(Problem requirements): The records should be written out in full, with nothing altered.
▬▬▬▬▬▬▬▬▬▬
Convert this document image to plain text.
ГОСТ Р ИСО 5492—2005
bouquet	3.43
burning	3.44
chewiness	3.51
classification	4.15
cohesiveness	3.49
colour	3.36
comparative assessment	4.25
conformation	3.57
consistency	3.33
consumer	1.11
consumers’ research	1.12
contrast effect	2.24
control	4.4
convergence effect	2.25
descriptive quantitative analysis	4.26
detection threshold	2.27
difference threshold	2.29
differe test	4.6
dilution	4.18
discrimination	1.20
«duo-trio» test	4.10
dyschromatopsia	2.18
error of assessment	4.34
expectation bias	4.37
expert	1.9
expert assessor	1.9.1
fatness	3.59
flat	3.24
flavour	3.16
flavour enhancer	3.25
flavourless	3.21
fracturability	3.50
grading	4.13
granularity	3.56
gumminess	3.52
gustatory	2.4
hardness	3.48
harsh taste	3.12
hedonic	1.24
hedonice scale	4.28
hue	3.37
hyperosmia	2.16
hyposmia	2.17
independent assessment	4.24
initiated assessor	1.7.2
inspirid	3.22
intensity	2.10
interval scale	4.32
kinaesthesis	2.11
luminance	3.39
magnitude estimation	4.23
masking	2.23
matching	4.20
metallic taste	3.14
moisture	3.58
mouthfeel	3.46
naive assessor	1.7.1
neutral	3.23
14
▬▬▬▬▬▬▬▬▬▬
(Result):
Convert this document image to plain text.
ГОСТ Р ИСО 5492—2005
bouquet	3.43
burning	3.44
chewiness	3.51
classification	4.15
cohesiveness	3.49
colour	3.36
comparative assessment	4.25
conformation	3.57
consistency	3.33
consumer	1.11
consumers’ research	1.12
contrast effect	2.24
control	4.4
convergence effect	2.25
descriptive quantitative analysis	4.26
detection threshold	2.27
difference threshold	2.29
differe test	4.6
dilution	4.18
discrimination	1.20
«duo-trio» test	4.10
dyschromatopsia	2.18
error of assessment	4.34
expectation bias	4.37
expert	1.9
expert assessor	1.9.1
fatness	3.59
flat	3.24
flavour	3.16
flavour enhancer	3.25
flavourless	3.21
fracturability	3.50
grading	4.13
granularity	3.56
gumminess	3.52
gustatory	2.4
hardness	3.48
harsh taste	3.12
hedonic	1.24
hedonice scale	4.28
hue	3.37
hyperosmia	2.16
hyposmia	2.17
independent assessment	4.24
initiated assessor	1.7.2
inspirid	3.22
intensity	2.10
interval scale	4.32
kinaesthesis	2.11
luminance	3.39
magnitude estimation	4.23
masking	2.23
matching	4.20
metallic taste	3.14
moisture	3.58
mouthfeel	3.46
naive assessor	1.7.1
neutral	3.23
14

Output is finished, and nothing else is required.